WHAT YOU WILL DO:
Retype everything in the listing, leaving each line exactly as it is.

++++++

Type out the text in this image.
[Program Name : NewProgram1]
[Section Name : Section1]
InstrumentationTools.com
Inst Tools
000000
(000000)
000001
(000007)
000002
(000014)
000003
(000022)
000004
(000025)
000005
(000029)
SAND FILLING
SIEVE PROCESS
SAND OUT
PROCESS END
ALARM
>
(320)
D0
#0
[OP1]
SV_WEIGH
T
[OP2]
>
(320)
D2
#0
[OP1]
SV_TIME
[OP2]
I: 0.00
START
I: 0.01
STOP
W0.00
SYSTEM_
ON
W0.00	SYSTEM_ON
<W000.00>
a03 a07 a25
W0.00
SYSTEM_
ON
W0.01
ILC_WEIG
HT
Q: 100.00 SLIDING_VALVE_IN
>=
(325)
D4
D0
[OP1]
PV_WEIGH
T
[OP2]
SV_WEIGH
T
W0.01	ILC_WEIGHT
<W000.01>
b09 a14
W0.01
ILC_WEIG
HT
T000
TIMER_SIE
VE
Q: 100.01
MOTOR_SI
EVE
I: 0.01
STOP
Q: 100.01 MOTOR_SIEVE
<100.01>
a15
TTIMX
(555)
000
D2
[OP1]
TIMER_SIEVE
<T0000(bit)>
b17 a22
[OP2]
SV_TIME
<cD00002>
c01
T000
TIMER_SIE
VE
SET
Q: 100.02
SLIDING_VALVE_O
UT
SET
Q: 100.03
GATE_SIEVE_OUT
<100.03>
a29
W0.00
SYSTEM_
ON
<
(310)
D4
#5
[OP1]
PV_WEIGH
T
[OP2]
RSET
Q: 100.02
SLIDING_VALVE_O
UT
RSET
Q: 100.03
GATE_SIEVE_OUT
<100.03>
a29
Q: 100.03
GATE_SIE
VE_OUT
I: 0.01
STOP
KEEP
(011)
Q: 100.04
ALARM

++++++

THE RESPONSE:
Type out the text in this image.
[Program Name : NewProgram1]
[Section Name : Section1]
InstrumentationTools.com
Inst Tools
000000
(000000)
000001
(000007)
000002
(000014)
000003
(000022)
000004
(000025)
000005
(000029)
SAND FILLING
SIEVE PROCESS
SAND OUT
PROCESS END
ALARM
>
(320)
D0
#0
[OP1]
SV_WEIGH
T
[OP2]
>
(320)
D2
#0
[OP1]
SV_TIME
[OP2]
I: 0.00
START
I: 0.01
STOP
W0.00
SYSTEM_
ON
W0.00	SYSTEM_ON
<W000.00>
a03 a07 a25
W0.00
SYSTEM_
ON
W0.01
ILC_WEIG
HT
Q: 100.00 SLIDING_VALVE_IN
>=
(325)
D4
D0
[OP1]
PV_WEIGH
T
[OP2]
SV_WEIGH
T
W0.01	ILC_WEIGHT
<W000.01>
b09 a14
W0.01
ILC_WEIG
HT
T000
TIMER_SIE
VE
Q: 100.01
MOTOR_SI
EVE
I: 0.01
STOP
Q: 100.01 MOTOR_SIEVE
<100.01>
a15
TTIMX
(555)
000
D2
[OP1]
TIMER_SIEVE
<T0000(bit)>
b17 a22
[OP2]
SV_TIME
<cD00002>
c01
T000
TIMER_SIE
VE
SET
Q: 100.02
SLIDING_VALVE_O
UT
SET
Q: 100.03
GATE_SIEVE_OUT
<100.03>
a29
W0.00
SYSTEM_
ON
<
(310)
D4
#5
[OP1]
PV_WEIGH
T
[OP2]
RSET
Q: 100.02
SLIDING_VALVE_O
UT
RSET
Q: 100.03
GATE_SIEVE_OUT
<100.03>
a29
Q: 100.03
GATE_SIE
VE_OUT
I: 0.01
STOP
KEEP
(011)
Q: 100.04
ALARM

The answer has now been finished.